* **Set task**: Extract all of the entries and set them down verbatim.
───── Extracted material ─────
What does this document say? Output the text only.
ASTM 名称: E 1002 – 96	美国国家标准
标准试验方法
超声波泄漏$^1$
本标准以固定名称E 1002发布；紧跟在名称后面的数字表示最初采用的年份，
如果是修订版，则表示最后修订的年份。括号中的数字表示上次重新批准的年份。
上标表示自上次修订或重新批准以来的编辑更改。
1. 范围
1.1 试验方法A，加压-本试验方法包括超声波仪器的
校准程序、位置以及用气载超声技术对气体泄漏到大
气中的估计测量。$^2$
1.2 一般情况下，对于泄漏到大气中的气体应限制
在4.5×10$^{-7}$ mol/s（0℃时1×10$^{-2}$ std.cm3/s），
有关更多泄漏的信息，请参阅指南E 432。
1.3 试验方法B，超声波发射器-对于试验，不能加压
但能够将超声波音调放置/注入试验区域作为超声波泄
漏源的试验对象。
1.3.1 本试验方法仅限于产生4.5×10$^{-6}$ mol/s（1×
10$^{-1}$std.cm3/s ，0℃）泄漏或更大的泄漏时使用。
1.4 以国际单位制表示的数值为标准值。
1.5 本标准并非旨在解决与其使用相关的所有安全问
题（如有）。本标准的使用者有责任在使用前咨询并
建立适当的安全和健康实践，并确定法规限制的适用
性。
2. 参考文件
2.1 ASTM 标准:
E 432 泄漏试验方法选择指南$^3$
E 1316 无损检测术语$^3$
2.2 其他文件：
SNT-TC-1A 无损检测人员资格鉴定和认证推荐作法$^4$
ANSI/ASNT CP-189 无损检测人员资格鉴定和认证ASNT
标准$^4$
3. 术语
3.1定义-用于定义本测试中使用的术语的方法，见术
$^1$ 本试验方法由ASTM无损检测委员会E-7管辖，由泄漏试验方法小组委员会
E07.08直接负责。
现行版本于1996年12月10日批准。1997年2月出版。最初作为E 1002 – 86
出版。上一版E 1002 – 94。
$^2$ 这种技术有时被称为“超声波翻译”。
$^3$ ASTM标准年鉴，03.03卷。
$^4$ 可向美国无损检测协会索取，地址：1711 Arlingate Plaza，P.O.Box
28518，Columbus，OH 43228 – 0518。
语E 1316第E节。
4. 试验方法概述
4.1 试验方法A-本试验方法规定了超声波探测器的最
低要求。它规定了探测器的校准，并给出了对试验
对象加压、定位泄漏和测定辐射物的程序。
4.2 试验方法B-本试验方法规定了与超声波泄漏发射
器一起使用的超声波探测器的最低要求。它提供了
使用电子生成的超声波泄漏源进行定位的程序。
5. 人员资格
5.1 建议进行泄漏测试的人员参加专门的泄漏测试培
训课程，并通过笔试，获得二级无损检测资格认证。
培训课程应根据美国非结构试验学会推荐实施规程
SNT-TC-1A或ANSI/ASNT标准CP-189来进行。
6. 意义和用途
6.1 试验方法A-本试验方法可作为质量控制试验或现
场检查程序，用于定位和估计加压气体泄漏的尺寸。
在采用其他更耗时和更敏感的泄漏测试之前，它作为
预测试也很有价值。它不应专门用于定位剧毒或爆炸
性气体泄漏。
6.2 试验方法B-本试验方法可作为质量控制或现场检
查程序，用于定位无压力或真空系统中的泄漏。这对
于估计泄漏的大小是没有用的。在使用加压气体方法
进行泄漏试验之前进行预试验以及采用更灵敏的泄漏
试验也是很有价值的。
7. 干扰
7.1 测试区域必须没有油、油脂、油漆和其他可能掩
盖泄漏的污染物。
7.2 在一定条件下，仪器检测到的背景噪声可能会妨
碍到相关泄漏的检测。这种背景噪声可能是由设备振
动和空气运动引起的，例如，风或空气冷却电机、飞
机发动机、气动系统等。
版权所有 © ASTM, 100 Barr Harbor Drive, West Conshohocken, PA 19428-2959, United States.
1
─────
* **Answer in full**:
What does this document say? Output the text only.
ASTM 名称: E 1002 – 96	美国国家标准
标准试验方法
超声波泄漏$^1$
本标准以固定名称E 1002发布；紧跟在名称后面的数字表示最初采用的年份，
如果是修订版，则表示最后修订的年份。括号中的数字表示上次重新批准的年份。
上标表示自上次修订或重新批准以来的编辑更改。
1. 范围
1.1 试验方法A，加压-本试验方法包括超声波仪器的
校准程序、位置以及用气载超声技术对气体泄漏到大
气中的估计测量。$^2$
1.2 一般情况下，对于泄漏到大气中的气体应限制
在4.5×10$^{-7}$ mol/s（0℃时1×10$^{-2}$ std.cm3/s），
有关更多泄漏的信息，请参阅指南E 432。
1.3 试验方法B，超声波发射器-对于试验，不能加压
但能够将超声波音调放置/注入试验区域作为超声波泄
漏源的试验对象。
1.3.1 本试验方法仅限于产生4.5×10$^{-6}$ mol/s（1×
10$^{-1}$std.cm3/s ，0℃）泄漏或更大的泄漏时使用。
1.4 以国际单位制表示的数值为标准值。
1.5 本标准并非旨在解决与其使用相关的所有安全问
题（如有）。本标准的使用者有责任在使用前咨询并
建立适当的安全和健康实践，并确定法规限制的适用
性。
2. 参考文件
2.1 ASTM 标准:
E 432 泄漏试验方法选择指南$^3$
E 1316 无损检测术语$^3$
2.2 其他文件：
SNT-TC-1A 无损检测人员资格鉴定和认证推荐作法$^4$
ANSI/ASNT CP-189 无损检测人员资格鉴定和认证ASNT
标准$^4$
3. 术语
3.1定义-用于定义本测试中使用的术语的方法，见术
$^1$ 本试验方法由ASTM无损检测委员会E-7管辖，由泄漏试验方法小组委员会
E07.08直接负责。
现行版本于1996年12月10日批准。1997年2月出版。最初作为E 1002 – 86
出版。上一版E 1002 – 94。
$^2$ 这种技术有时被称为“超声波翻译”。
$^3$ ASTM标准年鉴，03.03卷。
$^4$ 可向美国无损检测协会索取，地址：1711 Arlingate Plaza，P.O.Box
28518，Columbus，OH 43228 – 0518。
语E 1316第E节。
4. 试验方法概述
4.1 试验方法A-本试验方法规定了超声波探测器的最
低要求。它规定了探测器的校准，并给出了对试验
对象加压、定位泄漏和测定辐射物的程序。
4.2 试验方法B-本试验方法规定了与超声波泄漏发射
器一起使用的超声波探测器的最低要求。它提供了
使用电子生成的超声波泄漏源进行定位的程序。
5. 人员资格
5.1 建议进行泄漏测试的人员参加专门的泄漏测试培
训课程，并通过笔试，获得二级无损检测资格认证。
培训课程应根据美国非结构试验学会推荐实施规程
SNT-TC-1A或ANSI/ASNT标准CP-189来进行。
6. 意义和用途
6.1 试验方法A-本试验方法可作为质量控制试验或现
场检查程序，用于定位和估计加压气体泄漏的尺寸。
在采用其他更耗时和更敏感的泄漏测试之前，它作为
预测试也很有价值。它不应专门用于定位剧毒或爆炸
性气体泄漏。
6.2 试验方法B-本试验方法可作为质量控制或现场检
查程序，用于定位无压力或真空系统中的泄漏。这对
于估计泄漏的大小是没有用的。在使用加压气体方法
进行泄漏试验之前进行预试验以及采用更灵敏的泄漏
试验也是很有价值的。
7. 干扰
7.1 测试区域必须没有油、油脂、油漆和其他可能掩
盖泄漏的污染物。
7.2 在一定条件下，仪器检测到的背景噪声可能会妨
碍到相关泄漏的检测。这种背景噪声可能是由设备振
动和空气运动引起的，例如，风或空气冷却电机、飞
机发动机、气动系统等。
版权所有 © ASTM, 100 Barr Harbor Drive, West Conshohocken, PA 19428-2959, United States.
1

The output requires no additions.